Records that describe figures:

::::::

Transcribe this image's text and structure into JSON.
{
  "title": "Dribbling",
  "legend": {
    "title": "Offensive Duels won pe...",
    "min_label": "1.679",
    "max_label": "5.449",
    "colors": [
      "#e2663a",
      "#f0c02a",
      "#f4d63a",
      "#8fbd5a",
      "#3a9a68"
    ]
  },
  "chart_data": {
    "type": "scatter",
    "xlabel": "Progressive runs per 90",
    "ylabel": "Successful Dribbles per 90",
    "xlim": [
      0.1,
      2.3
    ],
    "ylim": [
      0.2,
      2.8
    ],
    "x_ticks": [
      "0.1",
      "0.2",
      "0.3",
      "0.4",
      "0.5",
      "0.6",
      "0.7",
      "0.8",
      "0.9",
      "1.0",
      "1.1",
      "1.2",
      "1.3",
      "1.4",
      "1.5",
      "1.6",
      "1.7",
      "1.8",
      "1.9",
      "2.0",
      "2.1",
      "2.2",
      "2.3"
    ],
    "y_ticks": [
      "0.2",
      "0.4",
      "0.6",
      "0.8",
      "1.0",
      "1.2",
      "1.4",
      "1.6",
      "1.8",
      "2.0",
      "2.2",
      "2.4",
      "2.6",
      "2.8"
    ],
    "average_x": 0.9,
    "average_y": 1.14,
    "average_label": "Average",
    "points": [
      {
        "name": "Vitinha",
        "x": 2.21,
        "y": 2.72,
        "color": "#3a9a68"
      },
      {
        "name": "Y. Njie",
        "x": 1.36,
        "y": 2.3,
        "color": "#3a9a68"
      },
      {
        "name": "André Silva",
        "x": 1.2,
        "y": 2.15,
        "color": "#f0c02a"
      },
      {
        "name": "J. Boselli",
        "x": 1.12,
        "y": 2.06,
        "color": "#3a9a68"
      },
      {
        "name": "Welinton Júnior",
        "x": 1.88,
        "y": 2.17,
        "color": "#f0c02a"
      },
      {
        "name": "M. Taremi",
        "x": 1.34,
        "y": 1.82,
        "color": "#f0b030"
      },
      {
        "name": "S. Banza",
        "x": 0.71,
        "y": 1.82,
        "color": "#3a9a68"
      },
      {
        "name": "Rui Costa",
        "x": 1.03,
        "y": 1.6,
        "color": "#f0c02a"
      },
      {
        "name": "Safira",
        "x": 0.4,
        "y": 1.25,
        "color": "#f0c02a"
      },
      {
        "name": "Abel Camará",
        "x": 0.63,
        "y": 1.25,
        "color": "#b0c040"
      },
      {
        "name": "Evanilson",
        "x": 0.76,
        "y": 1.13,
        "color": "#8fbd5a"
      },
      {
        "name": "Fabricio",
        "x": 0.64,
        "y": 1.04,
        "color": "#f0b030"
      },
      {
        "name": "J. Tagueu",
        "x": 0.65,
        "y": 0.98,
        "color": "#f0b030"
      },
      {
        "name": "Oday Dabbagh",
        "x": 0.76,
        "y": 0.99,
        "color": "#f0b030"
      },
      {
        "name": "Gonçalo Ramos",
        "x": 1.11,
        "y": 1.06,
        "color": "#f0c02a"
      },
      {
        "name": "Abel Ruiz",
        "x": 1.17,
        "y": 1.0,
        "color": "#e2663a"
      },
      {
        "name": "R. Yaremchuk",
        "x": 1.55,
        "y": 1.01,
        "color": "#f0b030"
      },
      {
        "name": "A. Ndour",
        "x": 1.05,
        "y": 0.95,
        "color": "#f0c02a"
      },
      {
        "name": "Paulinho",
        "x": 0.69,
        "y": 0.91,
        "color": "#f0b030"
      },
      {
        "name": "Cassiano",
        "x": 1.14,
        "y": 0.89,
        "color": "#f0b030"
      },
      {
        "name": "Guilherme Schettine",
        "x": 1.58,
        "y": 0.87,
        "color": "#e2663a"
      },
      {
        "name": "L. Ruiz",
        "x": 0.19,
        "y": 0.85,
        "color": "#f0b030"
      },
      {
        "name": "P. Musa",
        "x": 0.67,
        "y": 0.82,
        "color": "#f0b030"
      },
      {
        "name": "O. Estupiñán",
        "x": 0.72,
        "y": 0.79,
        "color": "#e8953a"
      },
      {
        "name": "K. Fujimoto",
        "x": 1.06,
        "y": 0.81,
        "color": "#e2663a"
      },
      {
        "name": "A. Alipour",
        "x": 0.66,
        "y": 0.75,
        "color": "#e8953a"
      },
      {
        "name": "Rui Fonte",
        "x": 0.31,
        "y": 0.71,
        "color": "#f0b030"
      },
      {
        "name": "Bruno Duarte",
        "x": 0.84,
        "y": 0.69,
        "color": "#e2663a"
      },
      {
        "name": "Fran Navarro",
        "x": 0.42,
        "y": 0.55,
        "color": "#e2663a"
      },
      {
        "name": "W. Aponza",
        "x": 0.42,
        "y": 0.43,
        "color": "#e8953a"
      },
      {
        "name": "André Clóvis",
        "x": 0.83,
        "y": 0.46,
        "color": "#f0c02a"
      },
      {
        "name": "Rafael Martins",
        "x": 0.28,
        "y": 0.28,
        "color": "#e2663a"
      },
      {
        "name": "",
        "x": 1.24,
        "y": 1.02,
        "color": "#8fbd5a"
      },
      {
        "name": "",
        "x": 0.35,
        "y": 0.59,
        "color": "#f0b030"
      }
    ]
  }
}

::::::

» EXERCISE DESCRIPTION
In the listing, find each line with the string "title" and copy it.

» TASK ANSWER
  "title": "Dribbling",
    "title": "Offensive Duels won pe...",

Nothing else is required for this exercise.